**Provided passage**.

Why deletes are tombstones, not removals: an older SSTable may still hold the old value of a key. If a delete simply removed the key from the memtable, the read path would fall through to the old SSTable and resurrect the deleted value. The tombstone, being newer, shadows the old value during reads and is only physically dropped during compaction once no older SSTable can hold that key.


8. Big-O Summary

Let n = number of live keys, L = number of levels, T = the size ratio (fanout) between adjacent levels (e.g. 10).

Operation Cost Notes
Write (put/delete) O(1) amortized memtable insert + O(1) WAL append The fast path. Real cost is the background write amplification (~L·T over the data's lifetime).
Point read (leveled) O(L) SSTable lookups in the worst case, ≈ O(1) typical with bloom filters One SSTable per level may be probed; bloom filters skip most.
Point read (size-tiered) O(number of SSTables) worst case More SSTables to check → higher read amplification.
Range scan [lo,hi] O(L + k) merge across levels for k results Must merge-iterate all levels; no bloom-filter shortcut.
Flush O(memtable size), sequential One big sequential write.
Compaction (one merge) O(total bytes merged), sequential Background; the source of write amplification.
Space O(live data × space-amplification factor) Obsolete versions + tombstones inflate it until compacted.

Leveled LSM-trees give O(L) ≈ O(log_T n) reads (one probe per level, L ≈ log_T n) and write amplification ≈ L·T. We derive these in professional.md.


9. Real-World Analogies

9.1 The desk inbox tray

You don't file every incoming paper into the right folder in the cabinet the moment it arrives — that's slow (walk to the cabinet, find the folder, insert). Instead you drop papers into an inbox tray on your desk (the memtable). When the tray is full, you sort the whole stack once and move it to the cabinet as a labeled batch (the flush → SSTable). Periodically you consolidate folders, throwing out superseded drafts (compaction). To find a paper you check the inbox first (newest), then the most recent batches.

9.2 Newspaper editions

A newspaper prints a new edition every day; it never edits yesterday's printed copies (SSTables are immutable). To find the latest stock price you read today's paper first, then yesterday's, etc. A correction in today's edition overrides yesterday's wrong number (newest wins). Periodically the archive is consolidated into bound volumes, dropping duplicate stories (compaction).

9.3 Git commits

Git never rewrites old commits; each change is a new immutable snapshot layered on top (like SSTables). To find the current state of a file you read the newest commit that touched it. git gc packs and prunes unreachable objects — the moral equivalent of compaction.

9.4 Restaurant order tickets

Orders are jotted on tickets and spiked in arrival order (the WAL). The kitchen works from an in-memory board of active orders (the memtable). A "cancel table 4" note is a tombstone — the original ticket isn't erased; the cancel just overrides it. At closing the tickets are reconciled and the day's stale ones discarded (compaction).

**Available data**.
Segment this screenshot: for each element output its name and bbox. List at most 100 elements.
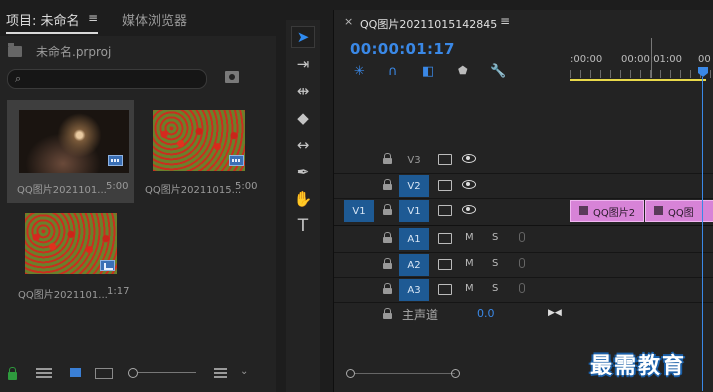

**Problem details**.
Do these statements agree with the passage on LSM-trees? Answer yes or no for each, and quote the words from the passage that decide it.
(a) A range scan can rely on bloom filters to skip levels.
(b) A flush is carried out as one big sequential write.
(c) In the newspaper analogy, yesterday's printed copies are edited when a correction appears.

**Exercise response**.
(a) No: "no bloom-filter shortcut"
(b) Yes: "One big sequential write."
(c) No: "it never edits yesterday's printed copies"